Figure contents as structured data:
** start **

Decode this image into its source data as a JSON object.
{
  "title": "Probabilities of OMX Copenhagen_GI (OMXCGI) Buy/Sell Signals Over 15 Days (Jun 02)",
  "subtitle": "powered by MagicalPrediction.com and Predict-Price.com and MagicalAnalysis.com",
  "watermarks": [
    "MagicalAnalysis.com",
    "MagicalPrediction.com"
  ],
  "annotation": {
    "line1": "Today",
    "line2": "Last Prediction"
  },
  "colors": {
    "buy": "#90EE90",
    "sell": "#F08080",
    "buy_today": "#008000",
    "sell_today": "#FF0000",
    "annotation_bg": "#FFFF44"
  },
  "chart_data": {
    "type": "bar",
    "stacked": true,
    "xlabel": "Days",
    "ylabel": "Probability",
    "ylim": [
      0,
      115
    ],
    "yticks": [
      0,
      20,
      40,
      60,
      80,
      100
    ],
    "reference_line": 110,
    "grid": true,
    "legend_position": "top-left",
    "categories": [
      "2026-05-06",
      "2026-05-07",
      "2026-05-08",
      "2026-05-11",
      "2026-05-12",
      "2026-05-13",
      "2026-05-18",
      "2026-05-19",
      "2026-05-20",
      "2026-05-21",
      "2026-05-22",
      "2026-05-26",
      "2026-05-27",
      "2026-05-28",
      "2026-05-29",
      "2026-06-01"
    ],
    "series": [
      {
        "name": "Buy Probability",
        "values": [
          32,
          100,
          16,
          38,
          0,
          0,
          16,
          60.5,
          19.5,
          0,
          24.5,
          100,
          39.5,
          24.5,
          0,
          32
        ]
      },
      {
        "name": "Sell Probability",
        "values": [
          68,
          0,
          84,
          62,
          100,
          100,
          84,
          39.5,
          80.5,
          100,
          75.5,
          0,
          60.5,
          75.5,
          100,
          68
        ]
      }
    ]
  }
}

** end **
** start **

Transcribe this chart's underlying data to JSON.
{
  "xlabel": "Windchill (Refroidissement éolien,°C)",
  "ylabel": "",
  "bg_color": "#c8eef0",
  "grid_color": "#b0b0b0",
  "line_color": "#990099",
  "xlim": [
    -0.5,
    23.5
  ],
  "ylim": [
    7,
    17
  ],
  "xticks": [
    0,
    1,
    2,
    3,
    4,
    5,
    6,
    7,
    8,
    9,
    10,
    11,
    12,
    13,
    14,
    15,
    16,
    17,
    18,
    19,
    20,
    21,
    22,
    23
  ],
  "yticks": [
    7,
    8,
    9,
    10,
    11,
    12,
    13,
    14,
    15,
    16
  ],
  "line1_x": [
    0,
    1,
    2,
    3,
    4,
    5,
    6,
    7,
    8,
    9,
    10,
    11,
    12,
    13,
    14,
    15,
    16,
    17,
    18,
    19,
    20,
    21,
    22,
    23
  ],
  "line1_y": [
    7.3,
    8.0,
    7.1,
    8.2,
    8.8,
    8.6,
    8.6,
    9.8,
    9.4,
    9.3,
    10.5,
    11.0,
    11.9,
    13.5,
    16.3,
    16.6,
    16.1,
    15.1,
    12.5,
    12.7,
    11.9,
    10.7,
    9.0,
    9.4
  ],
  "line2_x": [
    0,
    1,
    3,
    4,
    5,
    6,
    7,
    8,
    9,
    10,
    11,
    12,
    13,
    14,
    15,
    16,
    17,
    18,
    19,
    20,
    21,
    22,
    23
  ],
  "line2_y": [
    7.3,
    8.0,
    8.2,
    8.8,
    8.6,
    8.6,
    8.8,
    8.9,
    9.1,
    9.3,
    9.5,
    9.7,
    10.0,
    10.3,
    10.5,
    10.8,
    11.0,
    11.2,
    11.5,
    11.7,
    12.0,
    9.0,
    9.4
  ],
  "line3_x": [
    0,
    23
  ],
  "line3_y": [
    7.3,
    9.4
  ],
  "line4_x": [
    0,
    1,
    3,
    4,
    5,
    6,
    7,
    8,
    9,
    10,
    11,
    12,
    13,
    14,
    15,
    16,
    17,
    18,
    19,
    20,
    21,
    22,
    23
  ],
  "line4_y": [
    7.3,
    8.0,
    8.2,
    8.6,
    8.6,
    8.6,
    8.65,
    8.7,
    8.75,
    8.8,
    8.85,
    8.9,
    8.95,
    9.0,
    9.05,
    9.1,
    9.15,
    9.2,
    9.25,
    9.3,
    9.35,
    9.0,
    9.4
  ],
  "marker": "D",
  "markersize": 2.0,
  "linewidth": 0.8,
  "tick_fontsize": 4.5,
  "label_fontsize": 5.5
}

** end **

#### WHAT IS ASKED
Return every line above that contains the word "xlabel".

#### FULL RESPONSE
    "xlabel": "Days",
  "xlabel": "Windchill (Refroidissement éolien,°C)",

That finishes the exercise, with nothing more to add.